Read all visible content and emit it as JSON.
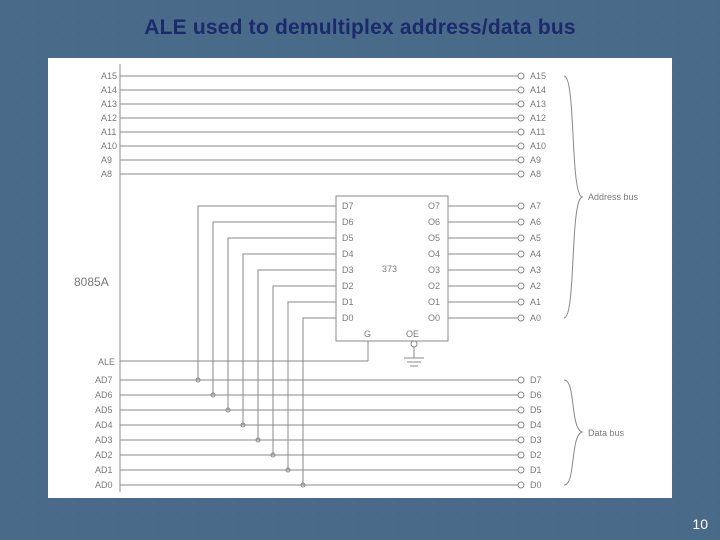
{
  "title": "ALE used to demultiplex address/data bus",
  "page_number": "10",
  "processor_label": "8085A",
  "ale_label": "ALE",
  "latch": {
    "name": "373",
    "inputs": [
      "D7",
      "D6",
      "D5",
      "D4",
      "D3",
      "D2",
      "D1",
      "D0"
    ],
    "outputs": [
      "O7",
      "O6",
      "O5",
      "O4",
      "O3",
      "O2",
      "O1",
      "O0"
    ],
    "enable_g": "G",
    "enable_oe": "OE"
  },
  "address_high": {
    "left": [
      "A15",
      "A14",
      "A13",
      "A12",
      "A11",
      "A10",
      "A9",
      "A8"
    ],
    "right": [
      "A15",
      "A14",
      "A13",
      "A12",
      "A11",
      "A10",
      "A9",
      "A8"
    ]
  },
  "address_low_right": [
    "A7",
    "A6",
    "A5",
    "A4",
    "A3",
    "A2",
    "A1",
    "A0"
  ],
  "ad_bus": {
    "left": [
      "AD7",
      "AD6",
      "AD5",
      "AD4",
      "AD3",
      "AD2",
      "AD1",
      "AD0"
    ],
    "right": [
      "D7",
      "D6",
      "D5",
      "D4",
      "D3",
      "D2",
      "D1",
      "D0"
    ]
  },
  "bus_labels": {
    "address": "Address bus",
    "data": "Data bus"
  }
}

■ ■ ■ ■ ■

» **DIRECTION**:
Repeat the entries exactly. Pictures are excluded from the copy.

» **THE RESPONSE**:
Read all visible content and emit it as JSON.
{
  "title": "ALE used to demultiplex address/data bus",
  "page_number": "10",
  "processor_label": "8085A",
  "ale_label": "ALE",
  "latch": {
    "name": "373",
    "inputs": [
      "D7",
      "D6",
      "D5",
      "D4",
      "D3",
      "D2",
      "D1",
      "D0"
    ],
    "outputs": [
      "O7",
      "O6",
      "O5",
      "O4",
      "O3",
      "O2",
      "O1",
      "O0"
    ],
    "enable_g": "G",
    "enable_oe": "OE"
  },
  "address_high": {
    "left": [
      "A15",
      "A14",
      "A13",
      "A12",
      "A11",
      "A10",
      "A9",
      "A8"
    ],
    "right": [
      "A15",
      "A14",
      "A13",
      "A12",
      "A11",
      "A10",
      "A9",
      "A8"
    ]
  },
  "address_low_right": [
    "A7",
    "A6",
    "A5",
    "A4",
    "A3",
    "A2",
    "A1",
    "A0"
  ],
  "ad_bus": {
    "left": [
      "AD7",
      "AD6",
      "AD5",
      "AD4",
      "AD3",
      "AD2",
      "AD1",
      "AD0"
    ],
    "right": [
      "D7",
      "D6",
      "D5",
      "D4",
      "D3",
      "D2",
      "D1",
      "D0"
    ]
  },
  "bus_labels": {
    "address": "Address bus",
    "data": "Data bus"
  }
}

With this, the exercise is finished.